Input records:
※ ※ ※

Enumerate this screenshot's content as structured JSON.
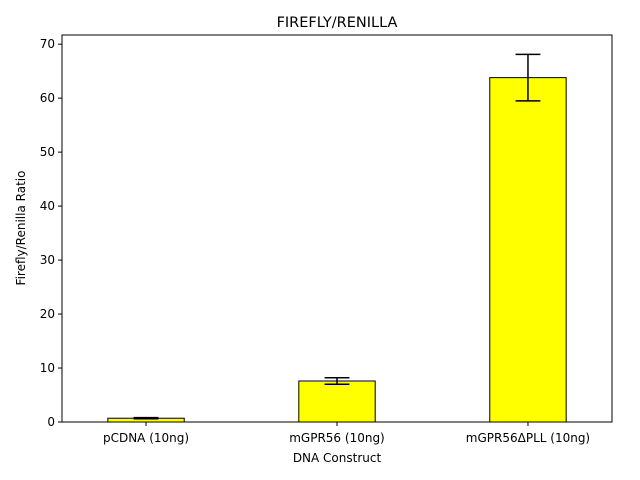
{
  "chart_data": {
    "type": "bar",
    "title": "FIREFLY/RENILLA",
    "xlabel": "DNA Construct",
    "ylabel": "Firefly/Renilla Ratio",
    "categories": [
      "pCDNA (10ng)",
      "mGPR56 (10ng)",
      "mGPR56ΔPLL (10ng)"
    ],
    "values": [
      0.7,
      7.6,
      63.8
    ],
    "errors": [
      0.1,
      0.6,
      4.3
    ],
    "ylim": [
      0,
      71.7
    ],
    "yticks": [
      0,
      10,
      20,
      30,
      40,
      50,
      60,
      70
    ],
    "grid": false,
    "legend": "none",
    "colors": {
      "bar_fill": "#ffff00",
      "bar_edge": "#000000",
      "error_bar": "#000000",
      "axes": "#000000",
      "background": "#ffffff"
    }
  }
}
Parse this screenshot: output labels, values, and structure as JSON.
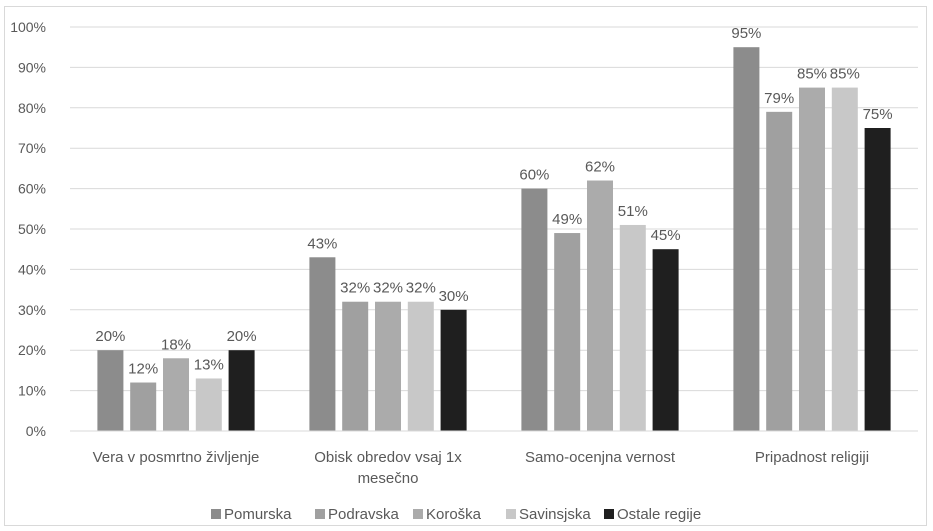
{
  "chart_data": {
    "type": "bar",
    "categories": [
      [
        "Vera v posmrtno življenje"
      ],
      [
        "Obisk obredov vsaj 1x",
        "mesečno"
      ],
      [
        "Samo-ocenjna vernost"
      ],
      [
        "Pripadnost religiji"
      ]
    ],
    "series": [
      {
        "name": "Pomurska",
        "values": [
          20,
          43,
          60,
          95
        ],
        "labels": [
          "20%",
          "43%",
          "60%",
          "95%"
        ],
        "color": "#8c8c8c"
      },
      {
        "name": "Podravska",
        "values": [
          12,
          32,
          49,
          79
        ],
        "labels": [
          "12%",
          "32%",
          "49%",
          "79%"
        ],
        "color": "#a0a0a0"
      },
      {
        "name": "Koroška",
        "values": [
          18,
          32,
          62,
          85
        ],
        "labels": [
          "18%",
          "32%",
          "62%",
          "85%"
        ],
        "color": "#ababab"
      },
      {
        "name": "Savinsjska",
        "values": [
          13,
          32,
          51,
          85
        ],
        "labels": [
          "13%",
          "32%",
          "51%",
          "85%"
        ],
        "color": "#c8c8c8"
      },
      {
        "name": "Ostale regije",
        "values": [
          20,
          30,
          45,
          75
        ],
        "labels": [
          "20%",
          "30%",
          "45%",
          "75%"
        ],
        "color": "#1f1f1f"
      }
    ],
    "ylim": [
      0,
      100
    ],
    "yticks": [
      "0%",
      "10%",
      "20%",
      "30%",
      "40%",
      "50%",
      "60%",
      "70%",
      "80%",
      "90%",
      "100%"
    ],
    "grid": true,
    "legend_position": "bottom"
  }
}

※ ※ ※

Search the data for the word "this" and copy each line where it appears.

The solution:
Enumerate this screenshot's content as structured JSON.
Parse this screenshot: output labels, values, and structure as JSON.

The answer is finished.